§ Task directions
Print the records below exactly as they appear.

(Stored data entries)
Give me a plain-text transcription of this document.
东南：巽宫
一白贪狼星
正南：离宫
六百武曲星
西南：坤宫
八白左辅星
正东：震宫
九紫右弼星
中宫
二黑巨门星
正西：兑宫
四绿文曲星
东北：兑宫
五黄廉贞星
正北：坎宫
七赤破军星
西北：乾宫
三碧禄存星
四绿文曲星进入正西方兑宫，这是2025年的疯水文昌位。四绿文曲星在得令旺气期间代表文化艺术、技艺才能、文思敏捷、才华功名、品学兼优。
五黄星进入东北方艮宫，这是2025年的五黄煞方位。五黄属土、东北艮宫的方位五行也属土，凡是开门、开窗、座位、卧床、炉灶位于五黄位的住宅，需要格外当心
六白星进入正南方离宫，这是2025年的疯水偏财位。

§ Result for this exercise
Give me a plain-text transcription of this document.
东南：巽宫
一白贪狼星
正南：离宫
六百武曲星
西南：坤宫
八白左辅星
正东：震宫
九紫右弼星
中宫
二黑巨门星
正西：兑宫
四绿文曲星
东北：兑宫
五黄廉贞星
正北：坎宫
七赤破军星
西北：乾宫
三碧禄存星
四绿文曲星进入正西方兑宫，这是2025年的疯水文昌位。四绿文曲星在得令旺气期间代表文化艺术、技艺才能、文思敏捷、才华功名、品学兼优。
五黄星进入东北方艮宫，这是2025年的五黄煞方位。五黄属土、东北艮宫的方位五行也属土，凡是开门、开窗、座位、卧床、炉灶位于五黄位的住宅，需要格外当心
六白星进入正南方离宫，这是2025年的疯水偏财位。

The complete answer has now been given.